Directions for this task -> Keep only the lines where "документов" appears.

Supplied records ->
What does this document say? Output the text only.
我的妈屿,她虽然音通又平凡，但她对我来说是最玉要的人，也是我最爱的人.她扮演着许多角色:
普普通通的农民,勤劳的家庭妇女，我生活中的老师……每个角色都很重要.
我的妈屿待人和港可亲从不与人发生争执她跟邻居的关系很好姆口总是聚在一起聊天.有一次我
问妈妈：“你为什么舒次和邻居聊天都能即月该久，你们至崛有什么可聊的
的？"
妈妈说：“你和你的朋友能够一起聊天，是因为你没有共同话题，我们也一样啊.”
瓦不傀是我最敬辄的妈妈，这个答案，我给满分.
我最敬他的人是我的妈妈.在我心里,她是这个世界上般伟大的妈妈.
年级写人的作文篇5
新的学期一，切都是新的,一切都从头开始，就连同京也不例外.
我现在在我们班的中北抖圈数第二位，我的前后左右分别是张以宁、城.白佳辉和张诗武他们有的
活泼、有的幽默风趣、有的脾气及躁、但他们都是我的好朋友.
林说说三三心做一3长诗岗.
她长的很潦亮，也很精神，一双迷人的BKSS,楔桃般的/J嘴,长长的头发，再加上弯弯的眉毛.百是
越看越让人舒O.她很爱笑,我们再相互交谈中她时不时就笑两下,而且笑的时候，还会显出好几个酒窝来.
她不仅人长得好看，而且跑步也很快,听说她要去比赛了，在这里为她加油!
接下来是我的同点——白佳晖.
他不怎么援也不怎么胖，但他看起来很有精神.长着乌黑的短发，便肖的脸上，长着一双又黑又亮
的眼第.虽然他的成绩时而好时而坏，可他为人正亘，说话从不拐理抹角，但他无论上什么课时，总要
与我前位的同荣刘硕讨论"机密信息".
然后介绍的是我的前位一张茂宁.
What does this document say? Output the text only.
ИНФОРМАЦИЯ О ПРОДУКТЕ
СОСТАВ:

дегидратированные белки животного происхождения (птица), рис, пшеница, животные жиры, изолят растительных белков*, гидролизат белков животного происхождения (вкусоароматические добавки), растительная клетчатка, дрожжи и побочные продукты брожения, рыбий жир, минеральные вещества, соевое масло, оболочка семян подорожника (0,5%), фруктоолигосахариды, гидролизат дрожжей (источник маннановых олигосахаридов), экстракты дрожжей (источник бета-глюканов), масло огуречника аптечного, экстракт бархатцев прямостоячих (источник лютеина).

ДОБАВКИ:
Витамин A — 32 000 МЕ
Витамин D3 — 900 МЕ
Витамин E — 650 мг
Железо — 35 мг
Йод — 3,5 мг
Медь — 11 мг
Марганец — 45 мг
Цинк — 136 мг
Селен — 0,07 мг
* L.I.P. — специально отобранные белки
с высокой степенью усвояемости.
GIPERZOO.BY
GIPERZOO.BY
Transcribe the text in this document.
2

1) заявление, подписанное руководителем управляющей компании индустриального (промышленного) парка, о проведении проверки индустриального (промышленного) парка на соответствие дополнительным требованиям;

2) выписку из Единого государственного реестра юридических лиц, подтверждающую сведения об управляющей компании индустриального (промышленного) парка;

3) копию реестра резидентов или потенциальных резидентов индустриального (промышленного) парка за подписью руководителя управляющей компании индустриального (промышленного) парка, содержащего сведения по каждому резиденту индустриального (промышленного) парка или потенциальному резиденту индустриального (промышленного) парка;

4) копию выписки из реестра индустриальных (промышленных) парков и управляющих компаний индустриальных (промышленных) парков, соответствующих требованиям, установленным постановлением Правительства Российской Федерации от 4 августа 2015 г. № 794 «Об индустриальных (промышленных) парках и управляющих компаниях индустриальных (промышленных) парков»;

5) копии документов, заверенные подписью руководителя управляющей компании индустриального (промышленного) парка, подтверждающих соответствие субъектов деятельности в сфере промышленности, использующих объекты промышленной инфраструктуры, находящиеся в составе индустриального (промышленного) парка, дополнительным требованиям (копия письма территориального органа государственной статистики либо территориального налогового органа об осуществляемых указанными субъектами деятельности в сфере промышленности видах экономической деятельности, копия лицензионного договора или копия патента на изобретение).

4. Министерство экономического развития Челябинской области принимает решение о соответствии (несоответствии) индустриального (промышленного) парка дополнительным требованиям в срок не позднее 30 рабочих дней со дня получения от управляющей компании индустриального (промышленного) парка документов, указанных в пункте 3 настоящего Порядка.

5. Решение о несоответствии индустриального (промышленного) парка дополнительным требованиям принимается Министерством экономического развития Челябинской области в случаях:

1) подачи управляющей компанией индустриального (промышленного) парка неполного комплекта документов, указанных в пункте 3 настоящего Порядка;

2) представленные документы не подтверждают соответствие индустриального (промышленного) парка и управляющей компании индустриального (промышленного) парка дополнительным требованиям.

Solution below ->
5) копии документов, заверенные подписью руководителя управляющей компании индустриального (промышленного) парка, подтверждающих соответствие субъектов деятельности в сфере промышленности, использующих объекты промышленной инфраструктуры, находящиеся в составе индустриального (промышленного) парка, дополнительным требованиям (копия письма территориального органа государственной статистики либо территориального налогового органа об осуществляемых указанными субъектами деятельности в сфере промышленности видах экономической деятельности, копия лицензионного договора или копия патента на изобретение).
4. Министерство экономического развития Челябинской области принимает решение о соответствии (несоответствии) индустриального (промышленного) парка дополнительным требованиям в срок не позднее 30 рабочих дней со дня получения от управляющей компании индустриального (промышленного) парка документов, указанных в пункте 3 настоящего Порядка.
1) подачи управляющей компанией индустриального (промышленного) парка неполного комплекта документов, указанных в пункте 3 настоящего Порядка;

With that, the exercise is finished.